— YOUR INSTRUCTIONS —
From the records below, copy every line that contains the word "临时安置费".

(Extracted records)
- - -
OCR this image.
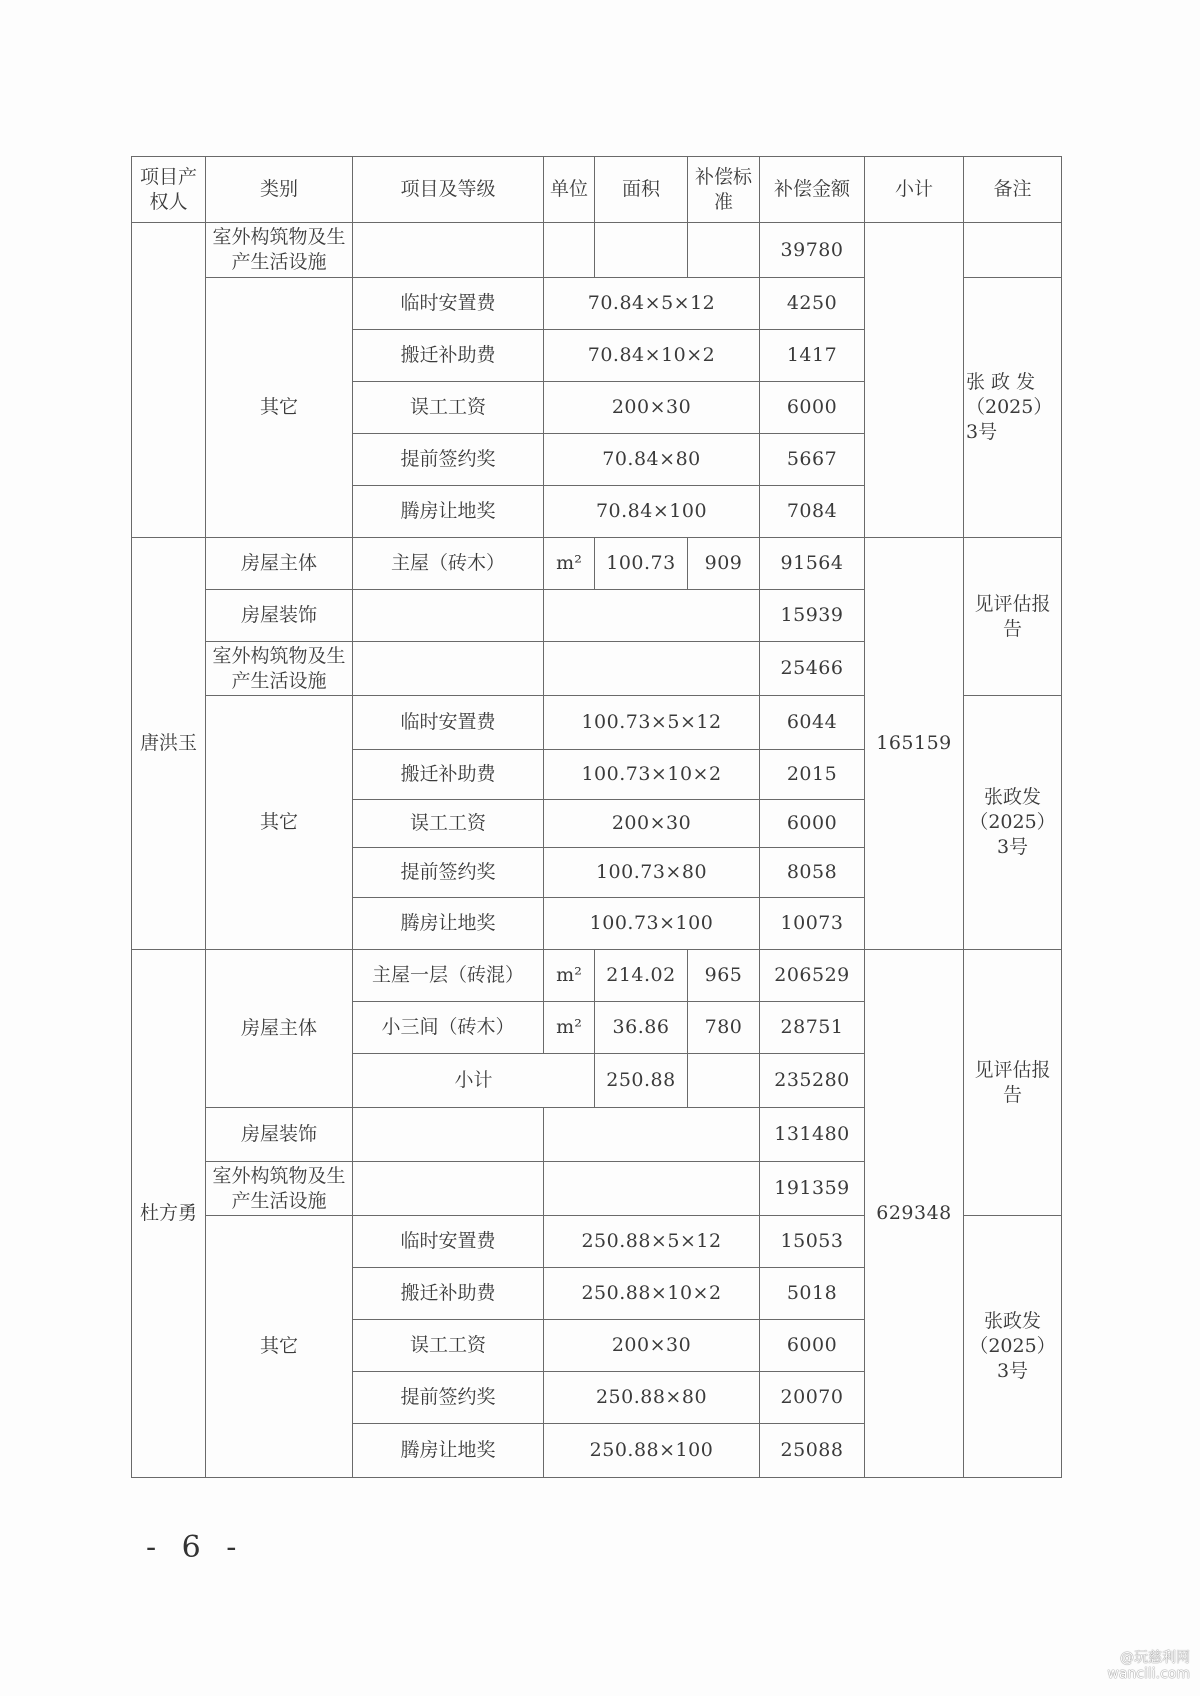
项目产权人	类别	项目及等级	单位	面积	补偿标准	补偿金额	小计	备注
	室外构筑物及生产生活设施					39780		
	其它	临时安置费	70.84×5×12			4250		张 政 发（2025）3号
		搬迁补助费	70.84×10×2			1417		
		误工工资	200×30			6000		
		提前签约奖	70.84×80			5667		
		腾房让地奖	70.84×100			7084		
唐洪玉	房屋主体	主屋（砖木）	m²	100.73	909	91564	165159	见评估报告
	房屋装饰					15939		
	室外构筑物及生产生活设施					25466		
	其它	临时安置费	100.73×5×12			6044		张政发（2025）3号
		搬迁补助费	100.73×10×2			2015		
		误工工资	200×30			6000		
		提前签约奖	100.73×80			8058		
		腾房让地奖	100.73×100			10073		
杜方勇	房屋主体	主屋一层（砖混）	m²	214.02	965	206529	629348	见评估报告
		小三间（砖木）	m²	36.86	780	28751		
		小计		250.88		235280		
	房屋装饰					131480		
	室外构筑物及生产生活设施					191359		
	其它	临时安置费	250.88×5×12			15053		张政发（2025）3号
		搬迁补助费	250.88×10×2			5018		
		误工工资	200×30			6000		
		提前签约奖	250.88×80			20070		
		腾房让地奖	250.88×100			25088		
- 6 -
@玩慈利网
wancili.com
- - -
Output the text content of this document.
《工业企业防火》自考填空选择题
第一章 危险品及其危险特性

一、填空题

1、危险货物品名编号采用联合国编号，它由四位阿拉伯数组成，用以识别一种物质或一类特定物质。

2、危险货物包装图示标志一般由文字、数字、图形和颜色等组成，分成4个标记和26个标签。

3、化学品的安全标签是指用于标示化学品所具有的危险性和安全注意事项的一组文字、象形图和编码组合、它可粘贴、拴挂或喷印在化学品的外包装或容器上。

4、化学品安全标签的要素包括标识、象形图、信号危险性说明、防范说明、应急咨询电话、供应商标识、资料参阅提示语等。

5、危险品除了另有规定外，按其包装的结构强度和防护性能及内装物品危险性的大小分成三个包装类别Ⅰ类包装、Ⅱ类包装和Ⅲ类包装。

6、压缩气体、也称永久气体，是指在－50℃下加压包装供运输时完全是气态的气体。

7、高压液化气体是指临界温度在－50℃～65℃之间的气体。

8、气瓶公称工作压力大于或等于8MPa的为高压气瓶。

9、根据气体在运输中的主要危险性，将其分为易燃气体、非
- - -
— OUTPUT —
	其它	临时安置费	70.84×5×12			4250		张 政 发（2025）3号
	其它	临时安置费	100.73×5×12			6044		张政发（2025）3号
	其它	临时安置费	250.88×5×12			15053		张政发（2025）3号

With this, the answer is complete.